§ TEXT PROVIDED
— BEGIN —

Building reproducible Oceananigans setups with random initial conditions and FFTW #2790
Replies: 36 comments
-
I will try doing some digging. A first thing I notice (not sure that this will solve the problem) is that, looking at your script, it seems you are using a pretty outdated version of Oceananigans (something like 0.71 or lower). I would try running with an updated versions and see if the problem persists |
Beta Was this translation helpful? Give feedback.
-
Sure, but how can I do that? Is there something on the script to change the Oceananigans version, or did you see that through the options in the script? My apologies if this question is basic, but I am a new user. |
Beta Was this translation helpful? Give feedback.
-
No problem, you have a line in the script that would not work with the current Oceananigans version: the keyword arguments of To update Oceananigans, you can type
this should give you version 0.75.3
If you are using a GPU, I would remain on 0.75.3 at the moment because in 0.77.5 there are problems with |
Beta Was this translation helpful? Give feedback.

— END —

§ INSTRUCTIONS
a) Using the Oceananigans thread, decide whether each statement agrees with it. Answer yes or no for each, and quote the words from the thread that settle it.
(i) The first reply says the script appears to use an Oceananigans version of about 0.71 or lower.
(ii) The person asking how to change the version describes themselves as an experienced user.
(iii) Someone running on a GPU is advised to move to version 0.77.5.
b) In the Oceananigans thread, which version should the update give the user?
c) List every distinct Oceananigans version number mentioned in the forum thread.

§ DATA ENTRIES
— BEGIN —

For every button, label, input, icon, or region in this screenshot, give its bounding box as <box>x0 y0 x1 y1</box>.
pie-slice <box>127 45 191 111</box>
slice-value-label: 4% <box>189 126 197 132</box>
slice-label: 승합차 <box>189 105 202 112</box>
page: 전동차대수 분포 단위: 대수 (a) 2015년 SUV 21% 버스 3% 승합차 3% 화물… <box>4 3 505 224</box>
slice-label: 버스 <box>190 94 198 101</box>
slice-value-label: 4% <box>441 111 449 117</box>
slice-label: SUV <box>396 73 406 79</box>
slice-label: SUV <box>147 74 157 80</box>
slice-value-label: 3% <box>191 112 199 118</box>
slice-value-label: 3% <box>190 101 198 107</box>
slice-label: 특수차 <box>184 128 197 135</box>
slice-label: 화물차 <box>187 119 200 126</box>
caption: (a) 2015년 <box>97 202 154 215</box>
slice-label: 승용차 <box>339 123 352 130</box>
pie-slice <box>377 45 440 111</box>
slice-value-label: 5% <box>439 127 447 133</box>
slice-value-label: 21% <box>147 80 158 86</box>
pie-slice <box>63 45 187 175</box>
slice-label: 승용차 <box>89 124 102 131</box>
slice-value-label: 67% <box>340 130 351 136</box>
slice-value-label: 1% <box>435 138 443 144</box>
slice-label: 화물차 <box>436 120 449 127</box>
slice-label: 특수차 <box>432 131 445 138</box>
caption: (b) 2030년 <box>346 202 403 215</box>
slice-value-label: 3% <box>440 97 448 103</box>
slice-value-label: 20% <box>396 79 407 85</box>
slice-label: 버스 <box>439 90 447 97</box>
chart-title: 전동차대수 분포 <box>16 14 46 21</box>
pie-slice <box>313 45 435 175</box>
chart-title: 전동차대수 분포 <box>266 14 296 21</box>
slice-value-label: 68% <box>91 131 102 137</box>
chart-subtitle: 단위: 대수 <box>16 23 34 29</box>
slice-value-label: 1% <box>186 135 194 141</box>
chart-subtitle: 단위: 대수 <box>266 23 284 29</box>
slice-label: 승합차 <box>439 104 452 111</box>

— END —

§ RESPONSES IN ORDER
a)
(i) Yes: "it seems you are using a pretty outdated version of Oceananigans (something like 0.71 or lower)"
(ii) No: "I am a new user."
(iii) No: "If you are using a GPU, I would remain on 0.75.3 at the moment"

b) Version 0.75.3.

c)
0.71
0.75.3
0.77.5